Make an exact copy of all the records.
DATA FOR PROCESSING start
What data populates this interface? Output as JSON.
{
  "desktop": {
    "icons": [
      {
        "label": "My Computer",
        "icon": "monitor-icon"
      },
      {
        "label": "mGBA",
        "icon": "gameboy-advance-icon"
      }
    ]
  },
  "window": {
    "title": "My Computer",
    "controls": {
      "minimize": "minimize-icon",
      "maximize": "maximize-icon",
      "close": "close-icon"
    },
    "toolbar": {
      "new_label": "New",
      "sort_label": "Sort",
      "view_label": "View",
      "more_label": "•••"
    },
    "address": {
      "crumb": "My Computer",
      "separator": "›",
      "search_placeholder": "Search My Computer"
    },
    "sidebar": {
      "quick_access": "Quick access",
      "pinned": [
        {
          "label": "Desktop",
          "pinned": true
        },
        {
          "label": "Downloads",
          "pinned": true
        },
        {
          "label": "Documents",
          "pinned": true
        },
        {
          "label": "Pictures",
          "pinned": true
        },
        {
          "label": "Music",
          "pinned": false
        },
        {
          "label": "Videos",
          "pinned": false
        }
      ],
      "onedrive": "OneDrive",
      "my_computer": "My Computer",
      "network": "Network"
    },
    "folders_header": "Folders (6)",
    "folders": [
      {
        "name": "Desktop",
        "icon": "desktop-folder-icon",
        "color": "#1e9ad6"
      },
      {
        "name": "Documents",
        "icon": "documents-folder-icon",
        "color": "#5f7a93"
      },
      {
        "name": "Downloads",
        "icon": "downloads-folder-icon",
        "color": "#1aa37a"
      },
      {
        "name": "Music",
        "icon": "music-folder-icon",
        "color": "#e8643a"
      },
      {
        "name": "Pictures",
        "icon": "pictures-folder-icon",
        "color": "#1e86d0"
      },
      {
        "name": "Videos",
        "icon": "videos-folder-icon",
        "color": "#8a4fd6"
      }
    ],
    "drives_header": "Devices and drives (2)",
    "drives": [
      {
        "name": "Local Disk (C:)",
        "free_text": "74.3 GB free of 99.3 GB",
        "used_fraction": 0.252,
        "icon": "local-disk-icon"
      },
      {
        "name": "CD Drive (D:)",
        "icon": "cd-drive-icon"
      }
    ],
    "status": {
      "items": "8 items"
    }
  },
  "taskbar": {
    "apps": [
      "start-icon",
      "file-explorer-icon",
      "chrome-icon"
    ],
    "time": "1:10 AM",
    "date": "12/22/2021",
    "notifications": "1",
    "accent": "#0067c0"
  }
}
DATA FOR PROCESSING end
_RESULT FOR THIS EXERCISE:_
What data populates this interface? Output as JSON.
{
  "desktop": {
    "icons": [
      {
        "label": "My Computer",
        "icon": "monitor-icon"
      },
      {
        "label": "mGBA",
        "icon": "gameboy-advance-icon"
      }
    ]
  },
  "window": {
    "title": "My Computer",
    "controls": {
      "minimize": "minimize-icon",
      "maximize": "maximize-icon",
      "close": "close-icon"
    },
    "toolbar": {
      "new_label": "New",
      "sort_label": "Sort",
      "view_label": "View",
      "more_label": "•••"
    },
    "address": {
      "crumb": "My Computer",
      "separator": "›",
      "search_placeholder": "Search My Computer"
    },
    "sidebar": {
      "quick_access": "Quick access",
      "pinned": [
        {
          "label": "Desktop",
          "pinned": true
        },
        {
          "label": "Downloads",
          "pinned": true
        },
        {
          "label": "Documents",
          "pinned": true
        },
        {
          "label": "Pictures",
          "pinned": true
        },
        {
          "label": "Music",
          "pinned": false
        },
        {
          "label": "Videos",
          "pinned": false
        }
      ],
      "onedrive": "OneDrive",
      "my_computer": "My Computer",
      "network": "Network"
    },
    "folders_header": "Folders (6)",
    "folders": [
      {
        "name": "Desktop",
        "icon": "desktop-folder-icon",
        "color": "#1e9ad6"
      },
      {
        "name": "Documents",
        "icon": "documents-folder-icon",
        "color": "#5f7a93"
      },
      {
        "name": "Downloads",
        "icon": "downloads-folder-icon",
        "color": "#1aa37a"
      },
      {
        "name": "Music",
        "icon": "music-folder-icon",
        "color": "#e8643a"
      },
      {
        "name": "Pictures",
        "icon": "pictures-folder-icon",
        "color": "#1e86d0"
      },
      {
        "name": "Videos",
        "icon": "videos-folder-icon",
        "color": "#8a4fd6"
      }
    ],
    "drives_header": "Devices and drives (2)",
    "drives": [
      {
        "name": "Local Disk (C:)",
        "free_text": "74.3 GB free of 99.3 GB",
        "used_fraction": 0.252,
        "icon": "local-disk-icon"
      },
      {
        "name": "CD Drive (D:)",
        "icon": "cd-drive-icon"
      }
    ],
    "status": {
      "items": "8 items"
    }
  },
  "taskbar": {
    "apps": [
      "start-icon",
      "file-explorer-icon",
      "chrome-icon"
    ],
    "time": "1:10 AM",
    "date": "12/22/2021",
    "notifications": "1",
    "accent": "#0067c0"
  }
}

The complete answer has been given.